:: Given information ::

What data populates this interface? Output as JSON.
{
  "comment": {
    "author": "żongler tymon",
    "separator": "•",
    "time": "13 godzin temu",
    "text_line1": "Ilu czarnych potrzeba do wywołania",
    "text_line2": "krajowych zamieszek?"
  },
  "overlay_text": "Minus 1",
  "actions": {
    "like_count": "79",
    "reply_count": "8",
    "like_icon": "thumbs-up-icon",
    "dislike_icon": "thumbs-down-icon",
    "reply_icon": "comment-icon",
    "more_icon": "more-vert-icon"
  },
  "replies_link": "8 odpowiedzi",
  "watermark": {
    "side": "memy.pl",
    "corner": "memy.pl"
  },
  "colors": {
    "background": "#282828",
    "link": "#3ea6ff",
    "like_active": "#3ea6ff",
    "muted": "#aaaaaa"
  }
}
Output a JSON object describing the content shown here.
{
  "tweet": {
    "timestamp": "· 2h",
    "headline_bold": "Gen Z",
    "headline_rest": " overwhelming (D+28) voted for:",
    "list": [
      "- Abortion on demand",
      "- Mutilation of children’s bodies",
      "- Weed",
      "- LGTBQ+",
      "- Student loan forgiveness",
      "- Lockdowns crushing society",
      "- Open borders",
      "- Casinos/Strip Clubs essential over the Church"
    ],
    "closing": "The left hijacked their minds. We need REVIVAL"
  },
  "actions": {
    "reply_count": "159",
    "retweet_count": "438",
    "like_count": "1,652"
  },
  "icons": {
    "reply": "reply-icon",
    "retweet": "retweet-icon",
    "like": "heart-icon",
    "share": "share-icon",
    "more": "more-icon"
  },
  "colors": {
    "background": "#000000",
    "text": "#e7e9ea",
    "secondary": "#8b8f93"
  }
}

:::
:: Given information ::

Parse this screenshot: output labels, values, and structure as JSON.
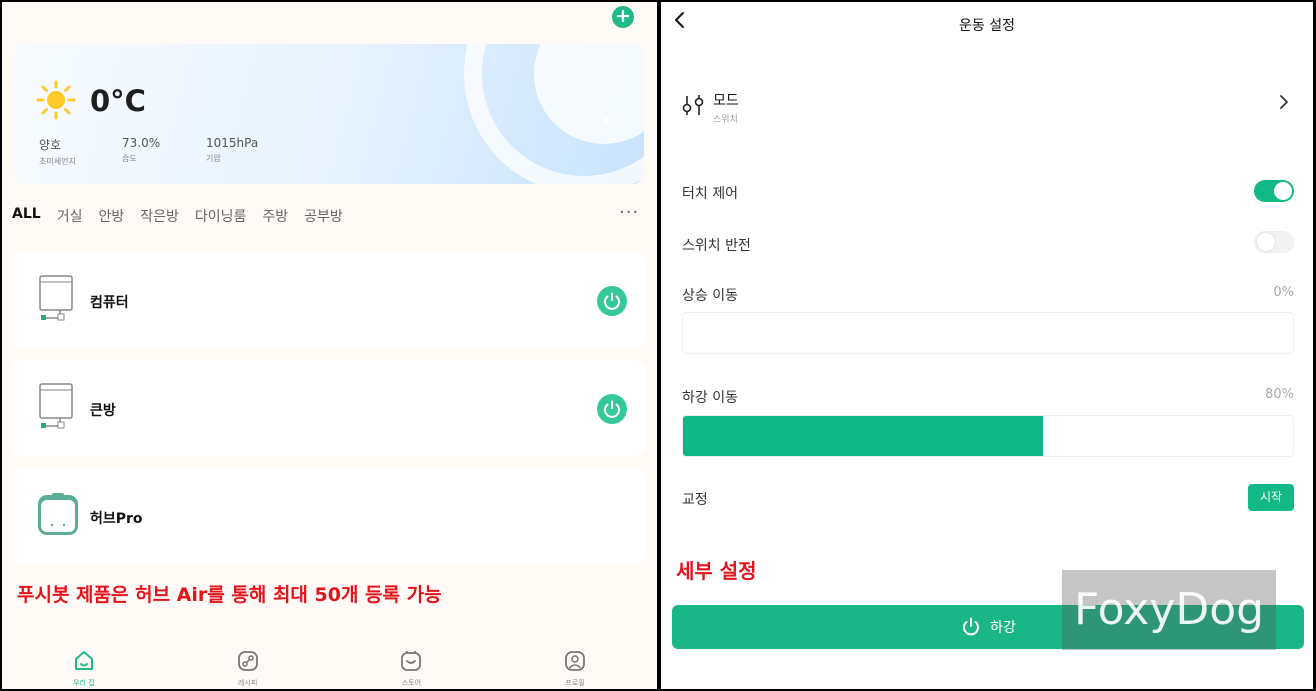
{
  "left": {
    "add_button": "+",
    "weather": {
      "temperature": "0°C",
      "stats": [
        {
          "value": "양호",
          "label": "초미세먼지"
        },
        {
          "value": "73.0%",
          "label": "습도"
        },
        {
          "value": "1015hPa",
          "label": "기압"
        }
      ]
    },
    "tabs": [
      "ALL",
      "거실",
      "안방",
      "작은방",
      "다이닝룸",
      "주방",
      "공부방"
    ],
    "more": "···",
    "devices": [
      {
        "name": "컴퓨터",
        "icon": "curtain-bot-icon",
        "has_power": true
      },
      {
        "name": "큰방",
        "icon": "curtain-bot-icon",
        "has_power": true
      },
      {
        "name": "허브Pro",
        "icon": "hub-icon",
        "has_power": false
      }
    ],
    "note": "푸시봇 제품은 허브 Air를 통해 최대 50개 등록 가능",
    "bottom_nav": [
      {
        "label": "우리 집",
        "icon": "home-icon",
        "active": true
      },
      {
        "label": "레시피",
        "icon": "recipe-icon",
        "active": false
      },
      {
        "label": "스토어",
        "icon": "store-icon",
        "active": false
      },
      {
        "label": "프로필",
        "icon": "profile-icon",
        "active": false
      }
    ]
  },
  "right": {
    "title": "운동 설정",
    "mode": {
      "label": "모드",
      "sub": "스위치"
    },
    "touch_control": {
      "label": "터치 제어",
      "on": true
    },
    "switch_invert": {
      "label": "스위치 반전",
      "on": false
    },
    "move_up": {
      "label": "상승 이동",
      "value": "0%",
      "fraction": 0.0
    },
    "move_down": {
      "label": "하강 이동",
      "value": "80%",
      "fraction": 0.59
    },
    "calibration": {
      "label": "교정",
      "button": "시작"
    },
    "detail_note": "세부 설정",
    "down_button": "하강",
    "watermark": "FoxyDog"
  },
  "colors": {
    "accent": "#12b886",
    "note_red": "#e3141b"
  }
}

:::

## Stated exercise:
Each line above that includes "thumbs" counts once; state the total and nothing more.

## Solution for this problem:
2